### What is asked
All the data should come back exactly as it was given.

### Information shown
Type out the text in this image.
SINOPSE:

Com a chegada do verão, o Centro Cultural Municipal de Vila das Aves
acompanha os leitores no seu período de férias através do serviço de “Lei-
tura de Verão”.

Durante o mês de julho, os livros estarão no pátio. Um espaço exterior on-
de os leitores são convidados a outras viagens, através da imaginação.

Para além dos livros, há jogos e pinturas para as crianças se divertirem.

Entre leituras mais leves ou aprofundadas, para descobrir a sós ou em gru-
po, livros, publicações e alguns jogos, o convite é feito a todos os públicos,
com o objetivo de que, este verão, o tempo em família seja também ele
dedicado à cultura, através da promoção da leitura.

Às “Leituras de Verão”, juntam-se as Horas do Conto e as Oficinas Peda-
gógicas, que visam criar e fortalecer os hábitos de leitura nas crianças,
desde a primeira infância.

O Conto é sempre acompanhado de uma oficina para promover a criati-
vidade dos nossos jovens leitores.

### Reply to the task
Type out the text in this image.
SINOPSE:

Com a chegada do verão, o Centro Cultural Municipal de Vila das Aves
acompanha os leitores no seu período de férias através do serviço de “Lei-
tura de Verão”.

Durante o mês de julho, os livros estarão no pátio. Um espaço exterior on-
de os leitores são convidados a outras viagens, através da imaginação.

Para além dos livros, há jogos e pinturas para as crianças se divertirem.

Entre leituras mais leves ou aprofundadas, para descobrir a sós ou em gru-
po, livros, publicações e alguns jogos, o convite é feito a todos os públicos,
com o objetivo de que, este verão, o tempo em família seja também ele
dedicado à cultura, através da promoção da leitura.

Às “Leituras de Verão”, juntam-se as Horas do Conto e as Oficinas Peda-
gógicas, que visam criar e fortalecer os hábitos de leitura nas crianças,
desde a primeira infância.

O Conto é sempre acompanhado de uma oficina para promover a criati-
vidade dos nossos jovens leitores.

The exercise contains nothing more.